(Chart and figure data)
## Begin
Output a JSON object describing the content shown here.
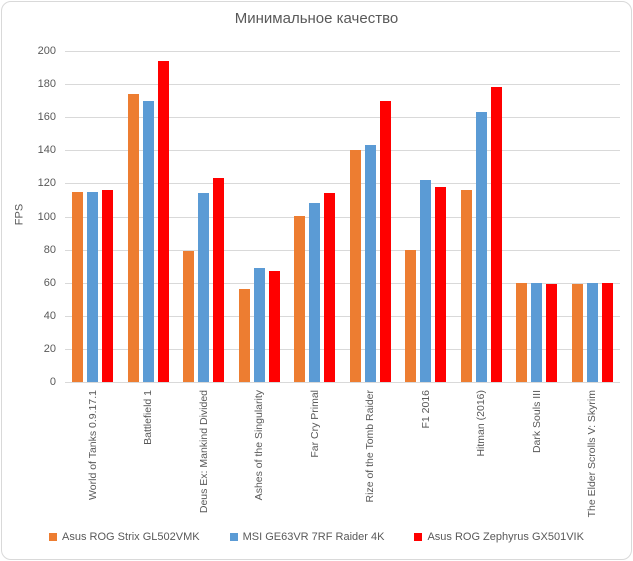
{
  "title": "Минимальное качество",
  "colors": {
    "series_orange": "#ED7D31",
    "series_blue": "#5B9BD5",
    "series_red": "#FF0000",
    "gridline": "#D9D9D9",
    "text": "#595959",
    "background": "#FFFFFF"
  },
  "chart_data": {
    "type": "bar",
    "title": "Минимальное качество",
    "xlabel": "",
    "ylabel": "FPS",
    "ylim": [
      0,
      200
    ],
    "ytick_step": 20,
    "grid": true,
    "legend_position": "bottom",
    "categories": [
      "World of Tanks 0.9.17.1",
      "Battlefield 1",
      "Deus Ex: Mankind Divided",
      "Ashes of the Singularity",
      "Far Cry Primal",
      "Rize of the Tomb Raider",
      "F1 2016",
      "Hitman (2016)",
      "Dark Souls III",
      "The Elder Scrolls V: Skyrim"
    ],
    "series": [
      {
        "name": "Asus ROG Strix GL502VMK",
        "color": "#ED7D31",
        "values": [
          115,
          174,
          79,
          56,
          100,
          140,
          80,
          116,
          60,
          59
        ]
      },
      {
        "name": "MSI GE63VR 7RF Raider 4K",
        "color": "#5B9BD5",
        "values": [
          115,
          170,
          114,
          69,
          108,
          143,
          122,
          163,
          60,
          60
        ]
      },
      {
        "name": "Asus ROG Zephyrus GX501VIK",
        "color": "#FF0000",
        "values": [
          116,
          194,
          123,
          67,
          114,
          170,
          118,
          178,
          59,
          60
        ]
      }
    ]
  }
}
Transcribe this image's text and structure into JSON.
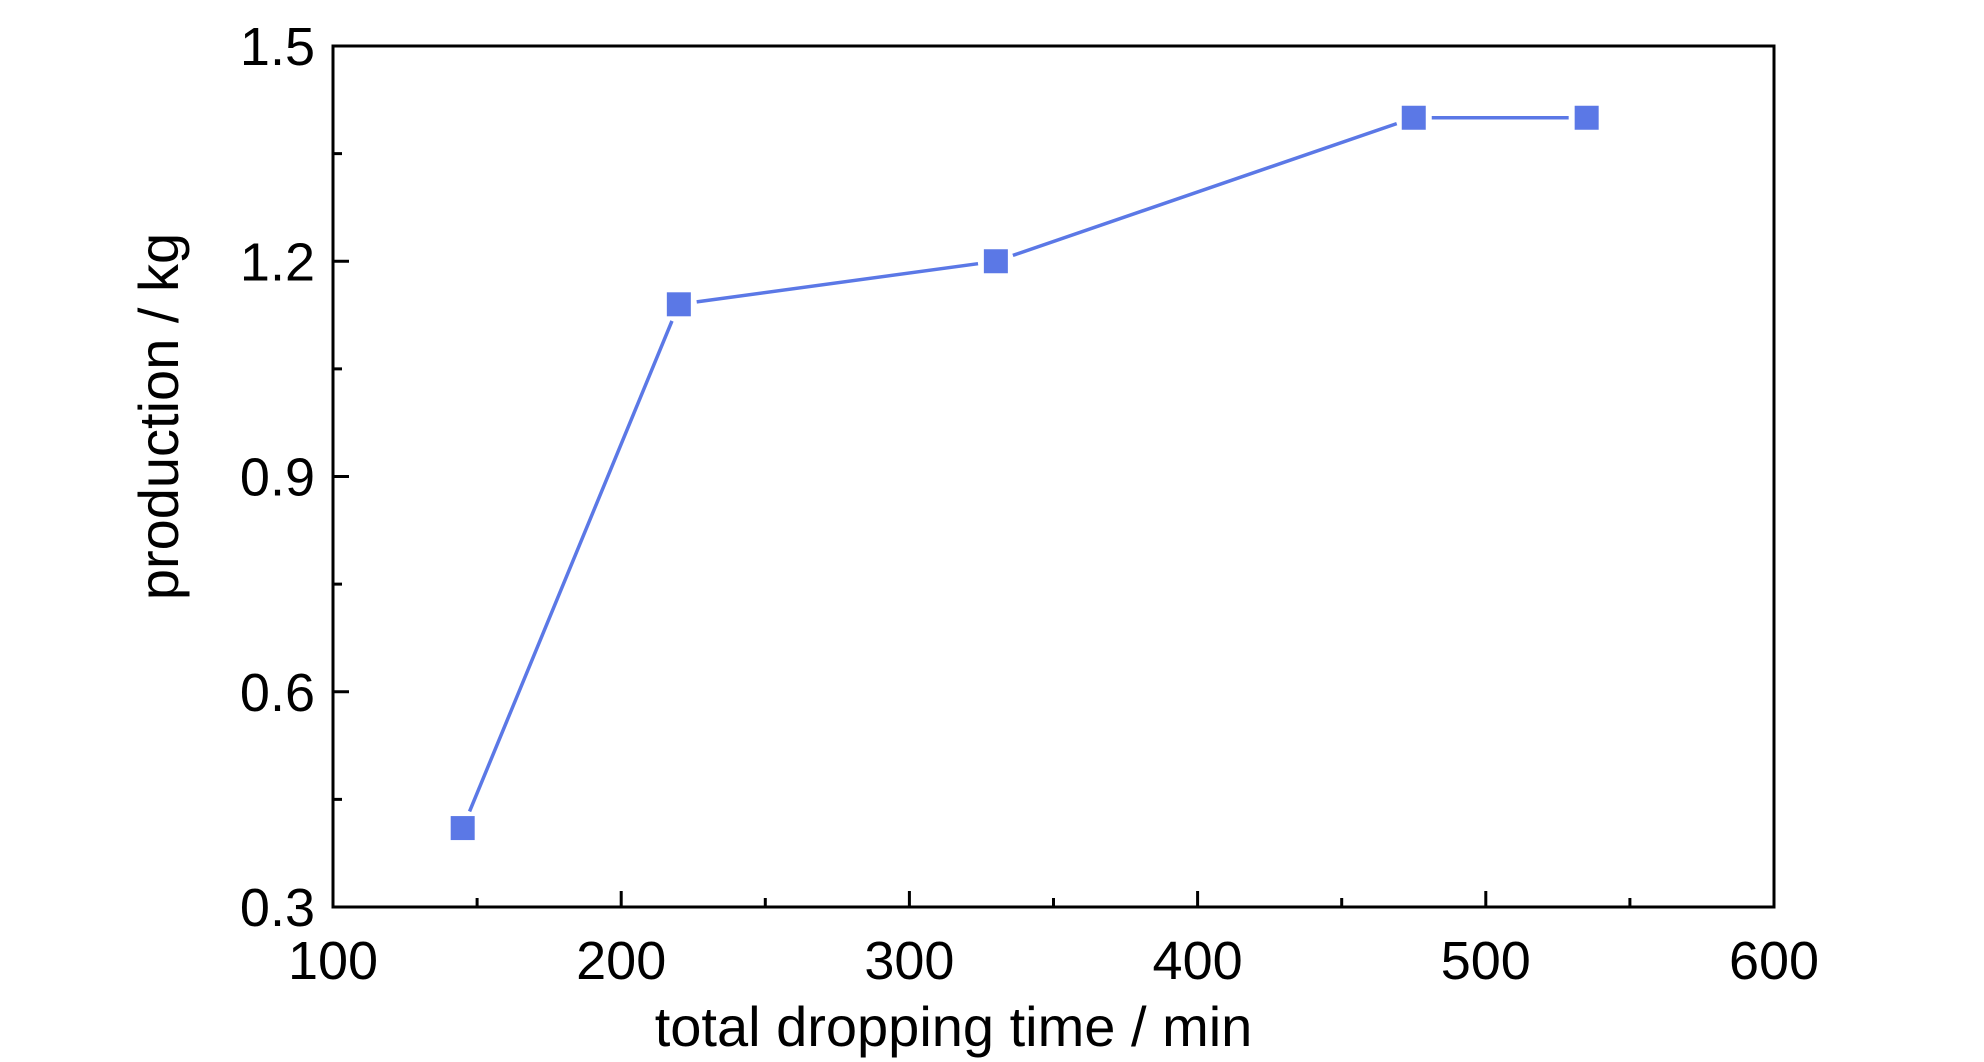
{
  "chart_data": {
    "type": "line",
    "title": "",
    "xlabel": "total dropping time / min",
    "ylabel": "production / kg",
    "xlim": [
      100,
      600
    ],
    "ylim": [
      0.3,
      1.5
    ],
    "x_ticks": [
      "100",
      "200",
      "300",
      "400",
      "500",
      "600"
    ],
    "y_ticks": [
      "0.3",
      "0.6",
      "0.9",
      "1.2",
      "1.5"
    ],
    "grid": false,
    "legend": "none",
    "series": [
      {
        "color": "#5b78e6",
        "marker": "square",
        "points": [
          {
            "x": 145,
            "y": 0.41
          },
          {
            "x": 220,
            "y": 1.14
          },
          {
            "x": 330,
            "y": 1.2
          },
          {
            "x": 475,
            "y": 1.4
          },
          {
            "x": 535,
            "y": 1.4
          }
        ]
      }
    ]
  }
}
## End
§ Written instruction
Every line should be retyped exactly, with the pictures omitted.

§ Response to the task
Output a JSON object describing the content shown here.
{
  "title": "Минимальное качество",
  "colors": {
    "series_orange": "#ED7D31",
    "series_blue": "#5B9BD5",
    "series_red": "#FF0000",
    "gridline": "#D9D9D9",
    "text": "#595959",
    "background": "#FFFFFF"
  },
  "chart_data": {
    "type": "bar",
    "title": "Минимальное качество",
    "xlabel": "",
    "ylabel": "FPS",
    "ylim": [
      0,
      200
    ],
    "ytick_step": 20,
    "grid": true,
    "legend_position": "bottom",
    "categories": [
      "World of Tanks 0.9.17.1",
      "Battlefield 1",
      "Deus Ex: Mankind Divided",
      "Ashes of the Singularity",
      "Far Cry Primal",
      "Rize of the Tomb Raider",
      "F1 2016",
      "Hitman (2016)",
      "Dark Souls III",
      "The Elder Scrolls V: Skyrim"
    ],
    "series": [
      {
        "name": "Asus ROG Strix GL502VMK",
        "color": "#ED7D31",
        "values": [
          115,
          174,
          79,
          56,
          100,
          140,
          80,
          116,
          60,
          59
        ]
      },
      {
        "name": "MSI GE63VR 7RF Raider 4K",
        "color": "#5B9BD5",
        "values": [
          115,
          170,
          114,
          69,
          108,
          143,
          122,
          163,
          60,
          60
        ]
      },
      {
        "name": "Asus ROG Zephyrus GX501VIK",
        "color": "#FF0000",
        "values": [
          116,
          194,
          123,
          67,
          114,
          170,
          118,
          178,
          59,
          60
        ]
      }
    ]
  }
}
Transcribe this image's text and structure into JSON.
{
  "chart_data": {
    "type": "line",
    "title": "",
    "xlabel": "total dropping time / min",
    "ylabel": "production / kg",
    "xlim": [
      100,
      600
    ],
    "ylim": [
      0.3,
      1.5
    ],
    "x_ticks": [
      "100",
      "200",
      "300",
      "400",
      "500",
      "600"
    ],
    "y_ticks": [
      "0.3",
      "0.6",
      "0.9",
      "1.2",
      "1.5"
    ],
    "grid": false,
    "legend": "none",
    "series": [
      {
        "color": "#5b78e6",
        "marker": "square",
        "points": [
          {
            "x": 145,
            "y": 0.41
          },
          {
            "x": 220,
            "y": 1.14
          },
          {
            "x": 330,
            "y": 1.2
          },
          {
            "x": 475,
            "y": 1.4
          },
          {
            "x": 535,
            "y": 1.4
          }
        ]
      }
    ]
  }
}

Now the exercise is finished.